-- start Given data --
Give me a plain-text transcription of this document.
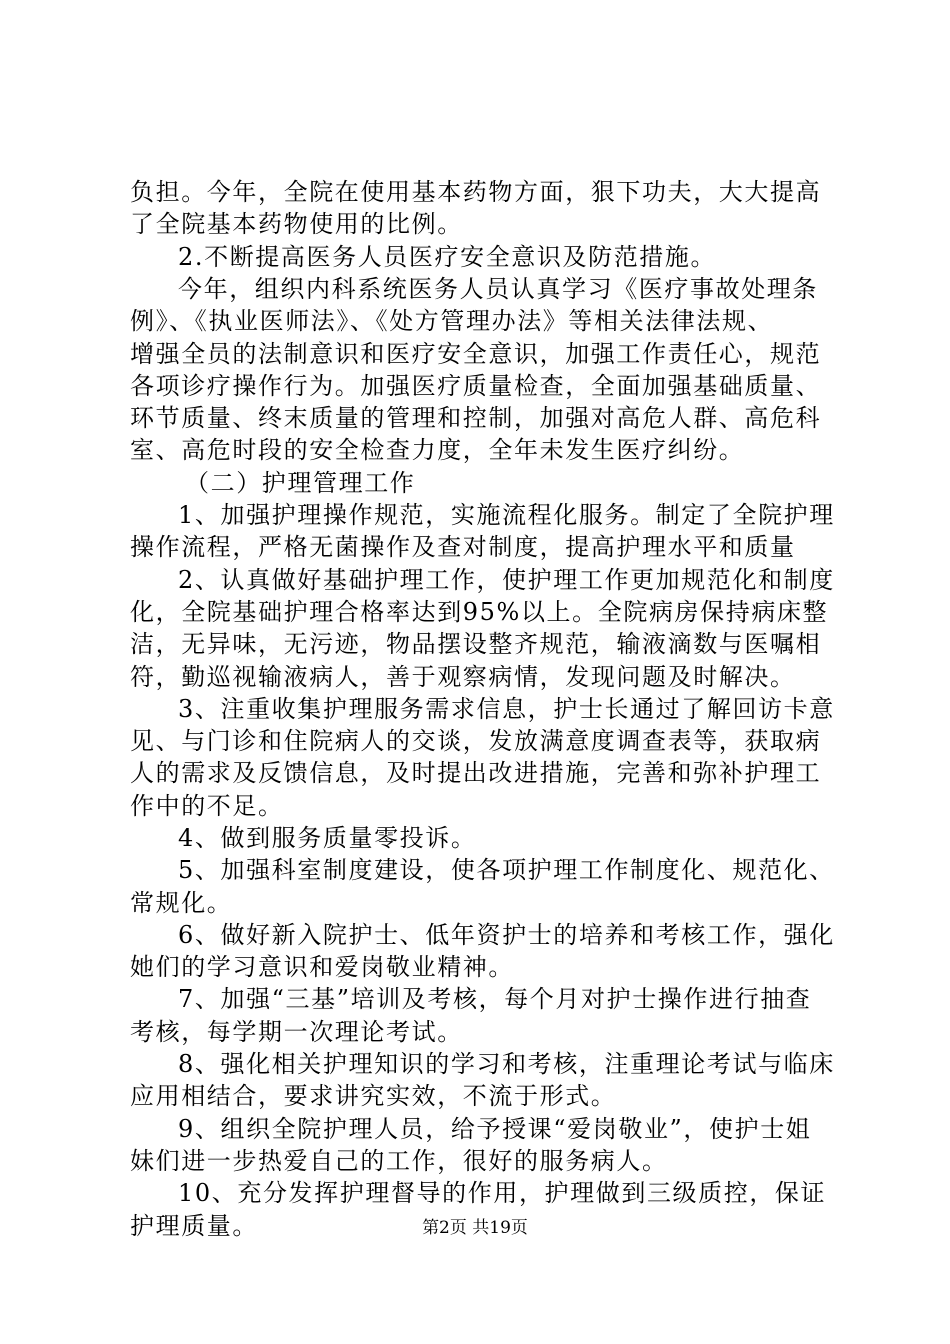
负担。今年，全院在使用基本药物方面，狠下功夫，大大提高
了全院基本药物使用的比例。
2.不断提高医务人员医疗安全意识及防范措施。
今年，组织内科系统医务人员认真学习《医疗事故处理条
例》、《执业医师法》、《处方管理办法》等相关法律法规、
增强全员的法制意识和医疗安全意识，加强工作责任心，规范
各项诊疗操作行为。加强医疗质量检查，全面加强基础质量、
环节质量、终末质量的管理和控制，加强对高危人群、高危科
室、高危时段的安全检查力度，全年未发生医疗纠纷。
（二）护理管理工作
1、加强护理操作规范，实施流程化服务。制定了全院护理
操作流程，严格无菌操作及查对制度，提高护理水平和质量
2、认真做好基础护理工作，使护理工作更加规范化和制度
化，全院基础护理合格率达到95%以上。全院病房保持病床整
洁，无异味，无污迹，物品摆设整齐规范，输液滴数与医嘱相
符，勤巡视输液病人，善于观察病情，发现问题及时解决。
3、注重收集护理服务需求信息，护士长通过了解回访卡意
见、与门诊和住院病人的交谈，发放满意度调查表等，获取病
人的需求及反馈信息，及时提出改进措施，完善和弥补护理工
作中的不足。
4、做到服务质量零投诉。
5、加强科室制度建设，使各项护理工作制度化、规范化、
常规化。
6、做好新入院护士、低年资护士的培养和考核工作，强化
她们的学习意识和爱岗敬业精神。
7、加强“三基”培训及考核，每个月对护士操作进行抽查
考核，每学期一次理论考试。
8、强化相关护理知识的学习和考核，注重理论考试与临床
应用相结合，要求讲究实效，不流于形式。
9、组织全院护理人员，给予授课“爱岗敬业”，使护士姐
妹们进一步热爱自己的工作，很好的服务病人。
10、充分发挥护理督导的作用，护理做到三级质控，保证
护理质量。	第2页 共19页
-- end Given data --
**What to work on**: Repeat the records word for word. Any picture in them should be left out.

**Reply to the task**:
Give me a plain-text transcription of this document.
负担。今年，全院在使用基本药物方面，狠下功夫，大大提高
了全院基本药物使用的比例。
2.不断提高医务人员医疗安全意识及防范措施。
今年，组织内科系统医务人员认真学习《医疗事故处理条
例》、《执业医师法》、《处方管理办法》等相关法律法规、
增强全员的法制意识和医疗安全意识，加强工作责任心，规范
各项诊疗操作行为。加强医疗质量检查，全面加强基础质量、
环节质量、终末质量的管理和控制，加强对高危人群、高危科
室、高危时段的安全检查力度，全年未发生医疗纠纷。
（二）护理管理工作
1、加强护理操作规范，实施流程化服务。制定了全院护理
操作流程，严格无菌操作及查对制度，提高护理水平和质量
2、认真做好基础护理工作，使护理工作更加规范化和制度
化，全院基础护理合格率达到95%以上。全院病房保持病床整
洁，无异味，无污迹，物品摆设整齐规范，输液滴数与医嘱相
符，勤巡视输液病人，善于观察病情，发现问题及时解决。
3、注重收集护理服务需求信息，护士长通过了解回访卡意
见、与门诊和住院病人的交谈，发放满意度调查表等，获取病
人的需求及反馈信息，及时提出改进措施，完善和弥补护理工
作中的不足。
4、做到服务质量零投诉。
5、加强科室制度建设，使各项护理工作制度化、规范化、
常规化。
6、做好新入院护士、低年资护士的培养和考核工作，强化
她们的学习意识和爱岗敬业精神。
7、加强“三基”培训及考核，每个月对护士操作进行抽查
考核，每学期一次理论考试。
8、强化相关护理知识的学习和考核，注重理论考试与临床
应用相结合，要求讲究实效，不流于形式。
9、组织全院护理人员，给予授课“爱岗敬业”，使护士姐
妹们进一步热爱自己的工作，很好的服务病人。
10、充分发挥护理督导的作用，护理做到三级质控，保证
护理质量。	第2页 共19页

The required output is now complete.